* EXERCISE
Transcribe every one of the following items line for line, with no changes.

[Records]
*****

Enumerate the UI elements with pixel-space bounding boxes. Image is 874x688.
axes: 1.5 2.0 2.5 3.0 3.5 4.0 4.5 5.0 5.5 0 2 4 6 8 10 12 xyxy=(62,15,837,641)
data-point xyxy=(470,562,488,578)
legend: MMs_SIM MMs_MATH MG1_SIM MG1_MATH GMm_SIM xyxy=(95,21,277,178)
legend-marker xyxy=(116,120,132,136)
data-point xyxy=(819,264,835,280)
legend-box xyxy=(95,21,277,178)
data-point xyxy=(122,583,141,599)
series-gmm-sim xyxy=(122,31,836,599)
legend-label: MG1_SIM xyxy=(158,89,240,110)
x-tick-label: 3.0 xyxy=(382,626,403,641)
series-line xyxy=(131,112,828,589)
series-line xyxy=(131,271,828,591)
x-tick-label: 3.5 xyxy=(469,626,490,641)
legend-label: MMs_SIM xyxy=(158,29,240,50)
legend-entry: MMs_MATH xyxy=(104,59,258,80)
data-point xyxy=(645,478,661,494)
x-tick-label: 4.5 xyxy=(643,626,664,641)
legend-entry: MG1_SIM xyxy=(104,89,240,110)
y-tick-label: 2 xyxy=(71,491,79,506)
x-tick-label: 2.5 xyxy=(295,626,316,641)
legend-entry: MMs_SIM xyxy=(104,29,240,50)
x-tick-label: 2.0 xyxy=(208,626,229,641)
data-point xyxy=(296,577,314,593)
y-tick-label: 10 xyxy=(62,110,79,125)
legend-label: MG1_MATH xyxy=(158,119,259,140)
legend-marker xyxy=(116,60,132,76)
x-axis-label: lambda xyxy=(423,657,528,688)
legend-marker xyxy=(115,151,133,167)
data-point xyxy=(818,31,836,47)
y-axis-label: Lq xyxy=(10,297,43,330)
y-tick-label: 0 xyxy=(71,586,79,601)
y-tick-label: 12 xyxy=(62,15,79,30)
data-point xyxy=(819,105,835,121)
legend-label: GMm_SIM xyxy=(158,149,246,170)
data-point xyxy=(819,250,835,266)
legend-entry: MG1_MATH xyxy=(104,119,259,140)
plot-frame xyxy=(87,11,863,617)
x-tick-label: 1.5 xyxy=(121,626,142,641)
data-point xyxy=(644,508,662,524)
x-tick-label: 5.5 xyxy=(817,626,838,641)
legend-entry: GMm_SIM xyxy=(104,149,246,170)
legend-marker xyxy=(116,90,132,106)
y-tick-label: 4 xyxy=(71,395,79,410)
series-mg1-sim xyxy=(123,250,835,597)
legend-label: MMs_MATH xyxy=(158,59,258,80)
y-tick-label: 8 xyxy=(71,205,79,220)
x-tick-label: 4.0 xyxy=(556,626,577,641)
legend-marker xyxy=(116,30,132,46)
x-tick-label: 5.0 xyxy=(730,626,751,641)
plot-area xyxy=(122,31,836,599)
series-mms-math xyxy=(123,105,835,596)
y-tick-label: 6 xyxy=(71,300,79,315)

*****

* IN RESPONSE
Enumerate the UI elements with pixel-space bounding boxes. Image is 874x688.
axes: 1.5 2.0 2.5 3.0 3.5 4.0 4.5 5.0 5.5 0 2 4 6 8 10 12 xyxy=(62,15,837,641)
data-point xyxy=(470,562,488,578)
legend: MMs_SIM MMs_MATH MG1_SIM MG1_MATH GMm_SIM xyxy=(95,21,277,178)
legend-marker xyxy=(116,120,132,136)
data-point xyxy=(819,264,835,280)
legend-box xyxy=(95,21,277,178)
data-point xyxy=(122,583,141,599)
series-gmm-sim xyxy=(122,31,836,599)
legend-label: MG1_SIM xyxy=(158,89,240,110)
x-tick-label: 3.0 xyxy=(382,626,403,641)
series-line xyxy=(131,112,828,589)
series-line xyxy=(131,271,828,591)
x-tick-label: 3.5 xyxy=(469,626,490,641)
legend-label: MMs_SIM xyxy=(158,29,240,50)
legend-entry: MMs_MATH xyxy=(104,59,258,80)
data-point xyxy=(645,478,661,494)
x-tick-label: 4.5 xyxy=(643,626,664,641)
legend-entry: MG1_SIM xyxy=(104,89,240,110)
y-tick-label: 2 xyxy=(71,491,79,506)
x-tick-label: 2.5 xyxy=(295,626,316,641)
legend-entry: MMs_SIM xyxy=(104,29,240,50)
x-tick-label: 2.0 xyxy=(208,626,229,641)
data-point xyxy=(296,577,314,593)
y-tick-label: 10 xyxy=(62,110,79,125)
legend-label: MG1_MATH xyxy=(158,119,259,140)
legend-marker xyxy=(116,60,132,76)
x-axis-label: lambda xyxy=(423,657,528,688)
legend-marker xyxy=(115,151,133,167)
data-point xyxy=(818,31,836,47)
y-axis-label: Lq xyxy=(10,297,43,330)
y-tick-label: 0 xyxy=(71,586,79,601)
y-tick-label: 12 xyxy=(62,15,79,30)
data-point xyxy=(819,105,835,121)
legend-label: GMm_SIM xyxy=(158,149,246,170)
data-point xyxy=(819,250,835,266)
legend-entry: MG1_MATH xyxy=(104,119,259,140)
plot-frame xyxy=(87,11,863,617)
x-tick-label: 1.5 xyxy=(121,626,142,641)
data-point xyxy=(644,508,662,524)
x-tick-label: 5.5 xyxy=(817,626,838,641)
legend-entry: GMm_SIM xyxy=(104,149,246,170)
legend-marker xyxy=(116,90,132,106)
y-tick-label: 4 xyxy=(71,395,79,410)
series-mg1-sim xyxy=(123,250,835,597)
legend-label: MMs_MATH xyxy=(158,59,258,80)
y-tick-label: 8 xyxy=(71,205,79,220)
x-tick-label: 4.0 xyxy=(556,626,577,641)
legend-marker xyxy=(116,30,132,46)
x-tick-label: 5.0 xyxy=(730,626,751,641)
plot-area xyxy=(122,31,836,599)
series-mms-math xyxy=(123,105,835,596)
y-tick-label: 6 xyxy=(71,300,79,315)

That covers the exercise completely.